_REQUIREMENT_
Within the data below, state how many lines contain the string "What". Provide the number only.

_RECORDS SHOWN_

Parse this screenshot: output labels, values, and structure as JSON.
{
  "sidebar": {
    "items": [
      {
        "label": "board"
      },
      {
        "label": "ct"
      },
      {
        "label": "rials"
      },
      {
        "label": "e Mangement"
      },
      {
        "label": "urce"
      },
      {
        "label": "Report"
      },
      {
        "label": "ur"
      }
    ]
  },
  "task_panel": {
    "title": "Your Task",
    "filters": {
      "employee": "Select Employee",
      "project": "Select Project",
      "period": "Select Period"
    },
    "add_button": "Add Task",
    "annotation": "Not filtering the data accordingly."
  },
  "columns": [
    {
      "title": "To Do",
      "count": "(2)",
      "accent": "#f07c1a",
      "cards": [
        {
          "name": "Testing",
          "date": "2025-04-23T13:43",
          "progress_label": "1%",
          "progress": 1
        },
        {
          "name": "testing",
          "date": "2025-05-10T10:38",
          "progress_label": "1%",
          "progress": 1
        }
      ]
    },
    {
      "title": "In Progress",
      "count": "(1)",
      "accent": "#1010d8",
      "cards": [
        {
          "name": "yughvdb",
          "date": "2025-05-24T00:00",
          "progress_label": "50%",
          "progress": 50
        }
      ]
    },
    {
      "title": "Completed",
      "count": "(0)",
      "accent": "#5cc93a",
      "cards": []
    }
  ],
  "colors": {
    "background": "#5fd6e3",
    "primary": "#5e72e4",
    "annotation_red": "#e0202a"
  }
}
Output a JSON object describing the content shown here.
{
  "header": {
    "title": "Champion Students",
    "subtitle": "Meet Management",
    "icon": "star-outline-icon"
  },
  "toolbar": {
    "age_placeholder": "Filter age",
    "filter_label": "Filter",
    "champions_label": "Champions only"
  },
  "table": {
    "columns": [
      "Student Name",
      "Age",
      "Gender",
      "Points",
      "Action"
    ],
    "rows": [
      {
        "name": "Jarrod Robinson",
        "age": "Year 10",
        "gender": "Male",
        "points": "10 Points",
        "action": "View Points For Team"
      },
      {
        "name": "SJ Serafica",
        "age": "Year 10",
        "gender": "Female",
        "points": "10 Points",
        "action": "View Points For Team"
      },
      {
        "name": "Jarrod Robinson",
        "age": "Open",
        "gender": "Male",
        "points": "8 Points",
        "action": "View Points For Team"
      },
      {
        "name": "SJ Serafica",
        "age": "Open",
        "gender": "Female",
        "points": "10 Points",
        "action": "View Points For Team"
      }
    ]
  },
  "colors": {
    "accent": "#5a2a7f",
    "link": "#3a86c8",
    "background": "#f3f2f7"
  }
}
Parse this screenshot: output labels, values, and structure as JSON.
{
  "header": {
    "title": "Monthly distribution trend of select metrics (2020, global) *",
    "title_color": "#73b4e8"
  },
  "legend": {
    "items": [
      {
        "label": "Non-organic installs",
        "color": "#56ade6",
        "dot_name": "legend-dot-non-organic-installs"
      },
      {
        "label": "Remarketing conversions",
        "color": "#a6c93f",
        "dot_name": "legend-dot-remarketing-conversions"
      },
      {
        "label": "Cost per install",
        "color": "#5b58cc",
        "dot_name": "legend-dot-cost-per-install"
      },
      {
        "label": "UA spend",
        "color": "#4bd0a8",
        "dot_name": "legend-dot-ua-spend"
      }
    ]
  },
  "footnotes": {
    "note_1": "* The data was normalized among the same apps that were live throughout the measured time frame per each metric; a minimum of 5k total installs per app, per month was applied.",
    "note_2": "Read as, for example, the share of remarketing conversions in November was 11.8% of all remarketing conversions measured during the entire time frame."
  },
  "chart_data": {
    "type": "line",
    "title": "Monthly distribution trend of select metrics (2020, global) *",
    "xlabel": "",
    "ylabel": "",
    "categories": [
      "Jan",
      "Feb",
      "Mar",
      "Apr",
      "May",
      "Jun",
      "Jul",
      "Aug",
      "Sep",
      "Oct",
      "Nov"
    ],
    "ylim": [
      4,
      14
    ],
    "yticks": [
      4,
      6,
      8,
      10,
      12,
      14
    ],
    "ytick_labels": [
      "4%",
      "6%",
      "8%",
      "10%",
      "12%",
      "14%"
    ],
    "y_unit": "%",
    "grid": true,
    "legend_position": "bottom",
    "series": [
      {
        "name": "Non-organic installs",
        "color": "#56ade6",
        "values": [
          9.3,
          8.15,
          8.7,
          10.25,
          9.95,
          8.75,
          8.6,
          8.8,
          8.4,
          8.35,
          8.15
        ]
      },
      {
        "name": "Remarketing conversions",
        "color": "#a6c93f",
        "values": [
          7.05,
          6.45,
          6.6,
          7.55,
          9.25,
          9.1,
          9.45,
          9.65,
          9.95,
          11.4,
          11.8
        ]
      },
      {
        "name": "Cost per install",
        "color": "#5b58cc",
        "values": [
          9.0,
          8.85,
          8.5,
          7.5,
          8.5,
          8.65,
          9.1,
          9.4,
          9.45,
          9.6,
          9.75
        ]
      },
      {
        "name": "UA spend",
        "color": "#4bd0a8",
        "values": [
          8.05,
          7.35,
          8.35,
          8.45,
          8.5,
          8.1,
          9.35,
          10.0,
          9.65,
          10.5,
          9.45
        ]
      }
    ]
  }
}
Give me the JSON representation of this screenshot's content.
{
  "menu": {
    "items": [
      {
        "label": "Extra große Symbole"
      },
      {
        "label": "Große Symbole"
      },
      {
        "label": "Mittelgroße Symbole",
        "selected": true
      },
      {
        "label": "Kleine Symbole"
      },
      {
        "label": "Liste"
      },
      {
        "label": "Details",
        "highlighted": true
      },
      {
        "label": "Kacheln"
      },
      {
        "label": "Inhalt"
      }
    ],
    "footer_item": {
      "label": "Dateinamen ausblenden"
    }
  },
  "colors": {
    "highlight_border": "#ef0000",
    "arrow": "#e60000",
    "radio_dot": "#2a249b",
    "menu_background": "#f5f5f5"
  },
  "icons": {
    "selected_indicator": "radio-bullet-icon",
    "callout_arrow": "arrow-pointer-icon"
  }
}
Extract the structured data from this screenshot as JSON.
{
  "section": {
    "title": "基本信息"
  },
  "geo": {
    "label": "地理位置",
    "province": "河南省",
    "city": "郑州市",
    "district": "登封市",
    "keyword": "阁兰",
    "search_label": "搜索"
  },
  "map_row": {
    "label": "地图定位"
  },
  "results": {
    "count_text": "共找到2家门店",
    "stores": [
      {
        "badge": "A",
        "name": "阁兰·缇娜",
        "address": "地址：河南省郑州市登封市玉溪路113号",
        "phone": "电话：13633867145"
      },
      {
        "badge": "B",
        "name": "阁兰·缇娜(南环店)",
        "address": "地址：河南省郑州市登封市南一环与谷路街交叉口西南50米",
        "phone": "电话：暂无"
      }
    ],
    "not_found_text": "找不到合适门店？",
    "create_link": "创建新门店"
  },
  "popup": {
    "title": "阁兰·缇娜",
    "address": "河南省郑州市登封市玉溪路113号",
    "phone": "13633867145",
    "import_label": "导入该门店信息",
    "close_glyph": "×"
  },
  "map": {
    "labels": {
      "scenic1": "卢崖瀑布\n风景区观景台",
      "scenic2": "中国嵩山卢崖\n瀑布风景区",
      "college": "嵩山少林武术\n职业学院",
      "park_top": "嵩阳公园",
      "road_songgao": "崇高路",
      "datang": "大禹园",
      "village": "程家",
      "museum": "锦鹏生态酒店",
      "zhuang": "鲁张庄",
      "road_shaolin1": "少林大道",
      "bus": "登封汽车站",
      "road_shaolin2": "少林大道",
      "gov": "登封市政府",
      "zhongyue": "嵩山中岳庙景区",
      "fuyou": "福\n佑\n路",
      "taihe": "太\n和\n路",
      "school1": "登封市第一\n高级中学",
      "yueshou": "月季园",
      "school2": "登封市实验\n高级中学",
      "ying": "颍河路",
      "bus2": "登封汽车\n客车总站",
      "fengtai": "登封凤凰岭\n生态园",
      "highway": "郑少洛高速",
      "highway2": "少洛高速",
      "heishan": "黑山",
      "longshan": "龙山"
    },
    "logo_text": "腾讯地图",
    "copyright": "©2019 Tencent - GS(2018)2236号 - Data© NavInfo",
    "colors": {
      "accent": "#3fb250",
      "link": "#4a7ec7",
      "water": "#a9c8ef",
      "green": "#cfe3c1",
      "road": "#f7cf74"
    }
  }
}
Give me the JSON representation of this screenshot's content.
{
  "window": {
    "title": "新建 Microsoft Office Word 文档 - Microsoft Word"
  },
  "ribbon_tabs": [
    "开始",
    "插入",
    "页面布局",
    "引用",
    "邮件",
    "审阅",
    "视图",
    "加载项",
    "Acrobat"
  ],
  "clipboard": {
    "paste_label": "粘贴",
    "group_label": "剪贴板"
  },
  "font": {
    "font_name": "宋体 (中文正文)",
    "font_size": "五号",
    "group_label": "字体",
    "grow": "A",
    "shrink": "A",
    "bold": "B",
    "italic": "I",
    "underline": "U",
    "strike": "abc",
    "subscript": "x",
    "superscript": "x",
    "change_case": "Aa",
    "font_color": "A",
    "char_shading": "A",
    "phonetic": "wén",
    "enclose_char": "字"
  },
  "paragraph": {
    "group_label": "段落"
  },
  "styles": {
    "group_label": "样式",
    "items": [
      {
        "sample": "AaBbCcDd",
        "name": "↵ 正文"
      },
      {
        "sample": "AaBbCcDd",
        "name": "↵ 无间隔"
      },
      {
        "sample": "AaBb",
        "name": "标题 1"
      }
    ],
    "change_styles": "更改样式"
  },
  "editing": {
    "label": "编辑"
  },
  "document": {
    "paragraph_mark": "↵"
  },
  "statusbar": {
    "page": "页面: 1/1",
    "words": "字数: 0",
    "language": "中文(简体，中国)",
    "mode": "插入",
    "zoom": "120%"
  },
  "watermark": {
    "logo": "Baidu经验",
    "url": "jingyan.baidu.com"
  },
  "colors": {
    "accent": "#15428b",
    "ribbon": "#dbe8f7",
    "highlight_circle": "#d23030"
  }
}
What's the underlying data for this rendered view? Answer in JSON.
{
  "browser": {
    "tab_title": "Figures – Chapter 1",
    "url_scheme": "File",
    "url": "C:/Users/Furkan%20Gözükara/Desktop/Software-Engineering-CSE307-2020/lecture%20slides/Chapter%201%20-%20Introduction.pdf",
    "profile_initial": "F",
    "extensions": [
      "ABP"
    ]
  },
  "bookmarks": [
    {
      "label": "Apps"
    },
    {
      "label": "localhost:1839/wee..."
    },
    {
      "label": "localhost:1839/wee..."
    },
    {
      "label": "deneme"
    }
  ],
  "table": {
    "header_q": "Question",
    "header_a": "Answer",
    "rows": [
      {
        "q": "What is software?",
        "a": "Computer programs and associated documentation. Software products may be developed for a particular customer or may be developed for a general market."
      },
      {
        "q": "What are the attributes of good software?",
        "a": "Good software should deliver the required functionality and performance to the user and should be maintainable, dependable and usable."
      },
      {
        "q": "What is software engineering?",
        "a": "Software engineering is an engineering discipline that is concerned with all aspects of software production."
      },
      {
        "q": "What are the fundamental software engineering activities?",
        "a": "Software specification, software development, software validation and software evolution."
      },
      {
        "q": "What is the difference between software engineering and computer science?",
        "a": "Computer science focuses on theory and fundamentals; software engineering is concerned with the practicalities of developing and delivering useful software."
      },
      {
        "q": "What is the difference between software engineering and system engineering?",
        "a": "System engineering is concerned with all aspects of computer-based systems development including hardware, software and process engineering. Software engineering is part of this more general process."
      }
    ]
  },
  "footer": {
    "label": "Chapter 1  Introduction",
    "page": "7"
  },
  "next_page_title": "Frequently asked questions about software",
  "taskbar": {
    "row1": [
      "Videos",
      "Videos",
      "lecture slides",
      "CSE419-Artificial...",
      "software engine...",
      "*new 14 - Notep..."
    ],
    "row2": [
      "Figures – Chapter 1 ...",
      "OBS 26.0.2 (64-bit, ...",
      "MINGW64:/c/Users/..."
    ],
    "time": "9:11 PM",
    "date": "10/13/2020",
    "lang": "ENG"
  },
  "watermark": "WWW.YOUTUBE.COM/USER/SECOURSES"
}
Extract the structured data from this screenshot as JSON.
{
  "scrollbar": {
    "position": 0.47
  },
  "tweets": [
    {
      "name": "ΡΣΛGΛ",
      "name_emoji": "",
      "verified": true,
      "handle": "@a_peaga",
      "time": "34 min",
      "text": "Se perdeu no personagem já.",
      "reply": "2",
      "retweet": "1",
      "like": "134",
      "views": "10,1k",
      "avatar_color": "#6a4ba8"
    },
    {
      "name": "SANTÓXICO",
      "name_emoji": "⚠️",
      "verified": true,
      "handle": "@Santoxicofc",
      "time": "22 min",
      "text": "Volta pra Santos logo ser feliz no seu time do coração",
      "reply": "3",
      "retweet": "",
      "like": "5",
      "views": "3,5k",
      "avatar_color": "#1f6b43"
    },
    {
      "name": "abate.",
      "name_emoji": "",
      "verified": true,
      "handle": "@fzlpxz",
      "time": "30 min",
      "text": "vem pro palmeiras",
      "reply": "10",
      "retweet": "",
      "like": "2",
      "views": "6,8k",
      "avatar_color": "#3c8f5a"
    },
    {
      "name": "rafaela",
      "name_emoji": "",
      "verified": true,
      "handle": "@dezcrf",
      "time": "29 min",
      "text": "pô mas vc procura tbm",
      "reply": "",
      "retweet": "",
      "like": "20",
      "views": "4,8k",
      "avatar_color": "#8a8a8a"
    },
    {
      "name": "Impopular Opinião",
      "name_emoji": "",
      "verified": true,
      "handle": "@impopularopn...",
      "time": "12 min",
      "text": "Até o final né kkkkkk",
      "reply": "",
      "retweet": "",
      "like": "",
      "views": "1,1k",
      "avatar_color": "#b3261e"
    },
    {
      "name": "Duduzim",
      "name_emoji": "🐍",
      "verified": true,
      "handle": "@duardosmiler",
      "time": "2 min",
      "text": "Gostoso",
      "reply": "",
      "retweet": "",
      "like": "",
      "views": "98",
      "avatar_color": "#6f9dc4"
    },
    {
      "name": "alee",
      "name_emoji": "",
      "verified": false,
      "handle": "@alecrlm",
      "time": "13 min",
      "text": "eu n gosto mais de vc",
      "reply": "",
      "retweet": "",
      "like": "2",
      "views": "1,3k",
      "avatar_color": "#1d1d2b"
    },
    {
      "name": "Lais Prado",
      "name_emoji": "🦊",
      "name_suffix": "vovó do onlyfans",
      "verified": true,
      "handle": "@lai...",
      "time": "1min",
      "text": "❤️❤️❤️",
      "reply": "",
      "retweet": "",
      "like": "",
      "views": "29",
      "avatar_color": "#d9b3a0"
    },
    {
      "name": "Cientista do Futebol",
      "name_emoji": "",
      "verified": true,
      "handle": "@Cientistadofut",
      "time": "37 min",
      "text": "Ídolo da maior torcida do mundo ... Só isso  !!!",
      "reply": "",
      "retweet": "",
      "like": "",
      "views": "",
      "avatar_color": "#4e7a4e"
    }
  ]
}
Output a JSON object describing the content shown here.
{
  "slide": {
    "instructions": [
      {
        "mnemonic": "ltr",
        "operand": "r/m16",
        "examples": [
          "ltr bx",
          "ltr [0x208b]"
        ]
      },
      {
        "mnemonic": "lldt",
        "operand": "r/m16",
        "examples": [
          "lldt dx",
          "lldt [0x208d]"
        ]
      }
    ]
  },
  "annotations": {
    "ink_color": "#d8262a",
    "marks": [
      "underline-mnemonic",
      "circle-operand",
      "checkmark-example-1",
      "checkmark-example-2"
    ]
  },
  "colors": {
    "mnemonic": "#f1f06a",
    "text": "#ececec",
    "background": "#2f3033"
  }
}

_CORRECT OUTPUT_
7